> _WORK INSTRUCTIONS_
Keep only the lines that hold the string "screenshot", filtering out the rest of the entries below.
============================================================
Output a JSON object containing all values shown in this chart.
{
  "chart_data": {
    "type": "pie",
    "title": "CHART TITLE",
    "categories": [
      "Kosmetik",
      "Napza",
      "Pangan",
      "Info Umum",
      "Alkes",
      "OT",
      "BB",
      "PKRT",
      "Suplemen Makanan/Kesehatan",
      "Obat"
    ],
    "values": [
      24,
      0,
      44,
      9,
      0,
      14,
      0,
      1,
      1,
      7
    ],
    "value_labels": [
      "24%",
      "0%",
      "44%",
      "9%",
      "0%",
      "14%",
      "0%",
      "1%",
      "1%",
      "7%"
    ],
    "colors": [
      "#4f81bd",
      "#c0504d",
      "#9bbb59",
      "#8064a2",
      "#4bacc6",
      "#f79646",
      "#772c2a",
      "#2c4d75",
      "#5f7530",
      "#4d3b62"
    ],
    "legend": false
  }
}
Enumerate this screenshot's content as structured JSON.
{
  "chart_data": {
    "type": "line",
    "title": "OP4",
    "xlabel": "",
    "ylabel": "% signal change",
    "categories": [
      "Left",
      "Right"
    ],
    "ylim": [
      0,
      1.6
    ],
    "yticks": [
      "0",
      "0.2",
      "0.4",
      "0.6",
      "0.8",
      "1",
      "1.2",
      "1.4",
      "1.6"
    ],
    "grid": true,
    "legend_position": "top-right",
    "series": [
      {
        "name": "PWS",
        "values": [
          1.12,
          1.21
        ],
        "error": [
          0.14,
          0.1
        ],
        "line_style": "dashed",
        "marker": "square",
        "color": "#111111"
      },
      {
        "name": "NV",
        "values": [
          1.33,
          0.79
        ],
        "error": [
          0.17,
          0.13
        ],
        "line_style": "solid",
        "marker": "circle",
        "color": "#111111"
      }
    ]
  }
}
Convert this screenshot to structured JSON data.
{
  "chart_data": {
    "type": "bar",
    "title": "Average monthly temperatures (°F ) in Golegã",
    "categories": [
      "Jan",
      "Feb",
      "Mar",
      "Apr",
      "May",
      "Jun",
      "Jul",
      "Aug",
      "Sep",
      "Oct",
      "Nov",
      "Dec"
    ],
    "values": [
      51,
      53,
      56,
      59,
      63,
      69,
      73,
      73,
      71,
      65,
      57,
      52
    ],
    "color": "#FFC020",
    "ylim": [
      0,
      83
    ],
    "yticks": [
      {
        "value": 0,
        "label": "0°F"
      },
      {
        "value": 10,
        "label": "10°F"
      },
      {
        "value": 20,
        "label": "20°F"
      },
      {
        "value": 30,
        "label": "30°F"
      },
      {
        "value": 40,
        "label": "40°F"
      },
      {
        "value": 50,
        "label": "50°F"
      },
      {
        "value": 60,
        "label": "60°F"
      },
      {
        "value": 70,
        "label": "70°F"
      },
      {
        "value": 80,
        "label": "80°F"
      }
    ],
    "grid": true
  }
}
============================================================
> _ANSWER BELOW_
Enumerate this screenshot's content as structured JSON.
Convert this screenshot to structured JSON data.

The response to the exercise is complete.